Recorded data
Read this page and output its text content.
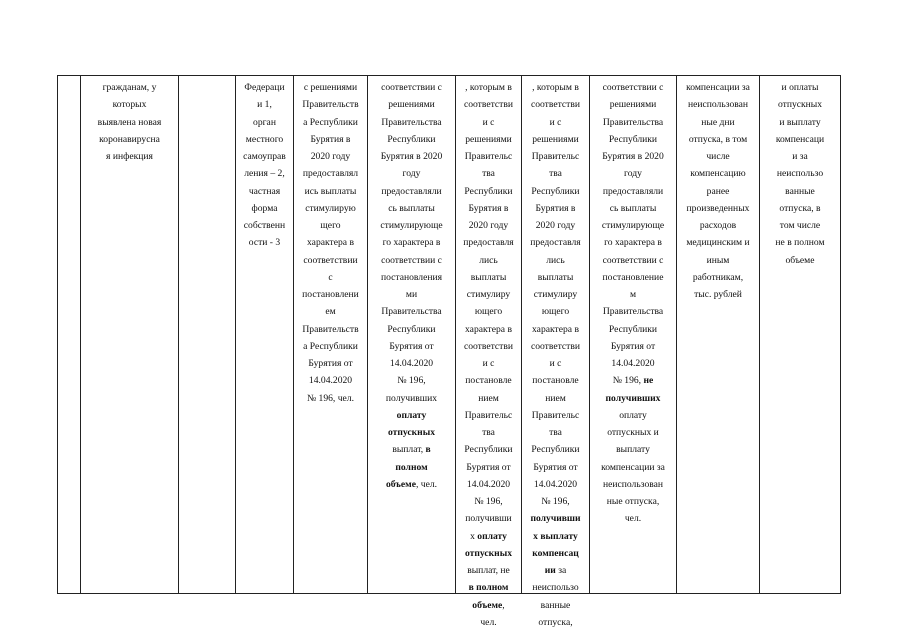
гражданам, у
которых
выявлена новая
коронавирусна
я инфекция
Федераци
и 1,
орган
местного
самоуправ
ления – 2,
частная
форма
собственн
ости - 3
с решениями
Правительств
а Республики
Бурятия в
2020 году
предоставлял
ись выплаты
стимулирую
щего
характера в
соответствии
с
постановлени
ем
Правительств
а Республики
Бурятия от
14.04.2020
№ 196, чел.
соответствии с
решениями
Правительства
Республики
Бурятия в 2020
году
предоставляли
сь выплаты
стимулирующе
го характера в
соответствии с
постановления
ми
Правительства
Республики
Бурятия от
14.04.2020
№ 196,
получивших
оплату
отпускных
выплат, в
полном
объеме, чел.
, которым в
соответстви
и с
решениями
Правительс
тва
Республики
Бурятия в
2020 году
предоставля
лись
выплаты
стимулиру
ющего
характера в
соответстви
и с
постановле
нием
Правительс
тва
Республики
Бурятия от
14.04.2020
№ 196,
получивши
х оплату
отпускных
выплат, не
в полном
объеме,
чел.
, которым в
соответстви
и с
решениями
Правительс
тва
Республики
Бурятия в
2020 году
предоставля
лись
выплаты
стимулиру
ющего
характера в
соответстви
и с
постановле
нием
Правительс
тва
Республики
Бурятия от
14.04.2020
№ 196,
получивши
х выплату
компенсац
ии за
неиспользо
ванные
отпуска,
соответствии с
решениями
Правительства
Республики
Бурятия в 2020
году
предоставляли
сь выплаты
стимулирующе
го характера в
соответствии с
постановление
м
Правительства
Республики
Бурятия от
14.04.2020
№ 196, не
получивших
оплату
отпускных и
выплату
компенсации за
неиспользован
ные отпуска,
чел.
компенсации за
неиспользован
ные дни
отпуска, в том
числе
компенсацию
ранее
произведенных
расходов
медицинским и
иным
работникам,
тыс. рублей
и оплаты
отпускных
и выплату
компенсаци
и за
неиспользо
ванные
отпуска, в
том числе
не в полном
объеме
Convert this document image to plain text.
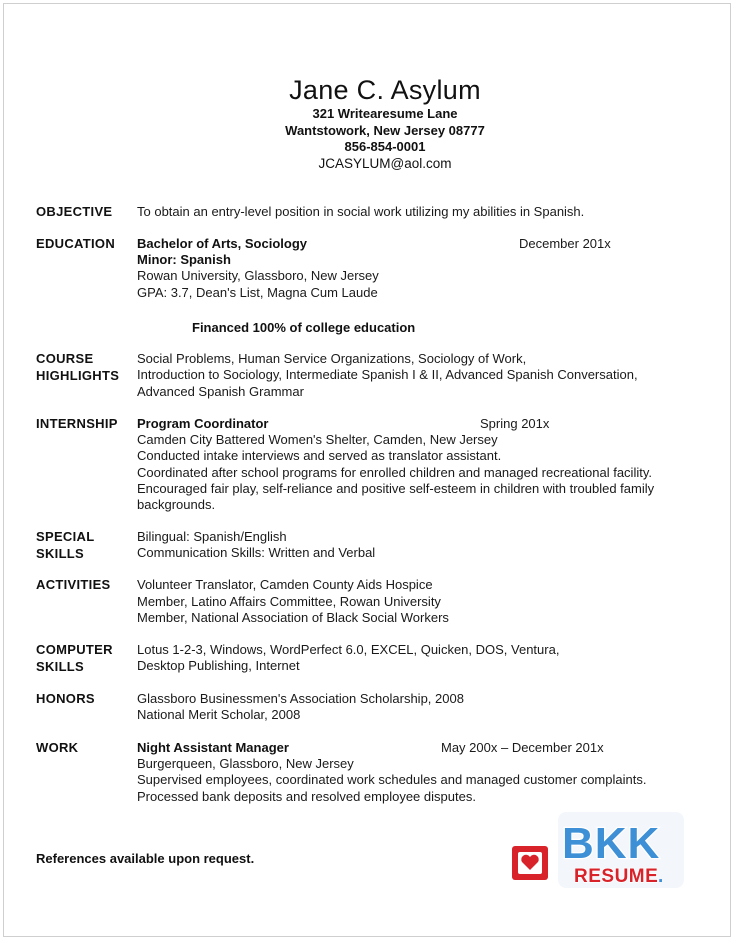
Jane C. Asylum
321 Writearesume Lane
Wantstowork, New Jersey 08777
856-854-0001
JCASYLUM@aol.com
OBJECTIVE To obtain an entry-level position in social work utilizing my abilities in Spanish.
EDUCATION Bachelor of Arts, Sociology	December 201x
Minor: Spanish
Rowan University, Glassboro, New Jersey
GPA: 3.7, Dean's List, Magna Cum Laude
Financed 100% of college education
COURSE
HIGHLIGHTS
Social Problems, Human Service Organizations, Sociology of Work,
Introduction to Sociology, Intermediate Spanish I & II, Advanced Spanish Conversation,
Advanced Spanish Grammar
INTERNSHIP Program Coordinator	Spring 201x
Camden City Battered Women's Shelter, Camden, New Jersey
Conducted intake interviews and served as translator assistant.
Coordinated after school programs for enrolled children and managed recreational facility.
Encouraged fair play, self-reliance and positive self-esteem in children with troubled family
backgrounds.
SPECIAL
SKILLS
Bilingual: Spanish/English
Communication Skills: Written and Verbal
ACTIVITIES Volunteer Translator, Camden County Aids Hospice
Member, Latino Affairs Committee, Rowan University
Member, National Association of Black Social Workers
COMPUTER
SKILLS
Lotus 1-2-3, Windows, WordPerfect 6.0, EXCEL, Quicken, DOS, Ventura,
Desktop Publishing, Internet
HONORS	Glassboro Businessmen's Association Scholarship, 2008
National Merit Scholar, 2008
WORK	Night Assistant Manager	May 200x – December 201x
Burgerqueen, Glassboro, New Jersey
Supervised employees, coordinated work schedules and managed customer complaints.
Processed bank deposits and resolved employee disputes.
References available upon request.	BKK
RESUME .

[Work to be completed]: Go through the material and select each line with the string "text" in it.

[Exercise solution]:
Read this page and output its text content.
Convert this document image to plain text.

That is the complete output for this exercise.